* What is asked
Below are some entries; can you quote all of them exactly?

* Dataset excerpts
☆ ☆ ☆ ☆ ☆

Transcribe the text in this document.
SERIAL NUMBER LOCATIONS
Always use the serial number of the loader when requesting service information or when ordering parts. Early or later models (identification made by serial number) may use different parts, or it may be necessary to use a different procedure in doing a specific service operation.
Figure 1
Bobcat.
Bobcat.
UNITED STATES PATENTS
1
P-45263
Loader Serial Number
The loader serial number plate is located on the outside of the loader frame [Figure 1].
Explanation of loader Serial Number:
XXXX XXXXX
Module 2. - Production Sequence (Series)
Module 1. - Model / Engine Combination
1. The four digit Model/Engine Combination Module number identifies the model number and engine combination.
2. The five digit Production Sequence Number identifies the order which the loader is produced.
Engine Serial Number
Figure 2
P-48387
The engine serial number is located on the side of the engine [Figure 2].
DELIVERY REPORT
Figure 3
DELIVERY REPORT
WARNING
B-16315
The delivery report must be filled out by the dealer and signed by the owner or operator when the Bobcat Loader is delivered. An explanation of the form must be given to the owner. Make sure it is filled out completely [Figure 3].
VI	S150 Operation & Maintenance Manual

☆ ☆ ☆ ☆ ☆

* Answer to the exercise
Transcribe the text in this document.
SERIAL NUMBER LOCATIONS
Always use the serial number of the loader when requesting service information or when ordering parts. Early or later models (identification made by serial number) may use different parts, or it may be necessary to use a different procedure in doing a specific service operation.
Figure 1
Bobcat.
Bobcat.
UNITED STATES PATENTS
1
P-45263
Loader Serial Number
The loader serial number plate is located on the outside of the loader frame [Figure 1].
Explanation of loader Serial Number:
XXXX XXXXX
Module 2. - Production Sequence (Series)
Module 1. - Model / Engine Combination
1. The four digit Model/Engine Combination Module number identifies the model number and engine combination.
2. The five digit Production Sequence Number identifies the order which the loader is produced.
Engine Serial Number
Figure 2
P-48387
The engine serial number is located on the side of the engine [Figure 2].
DELIVERY REPORT
Figure 3
DELIVERY REPORT
WARNING
B-16315
The delivery report must be filled out by the dealer and signed by the owner or operator when the Bobcat Loader is delivered. An explanation of the form must be given to the owner. Make sure it is filled out completely [Figure 3].
VI	S150 Operation & Maintenance Manual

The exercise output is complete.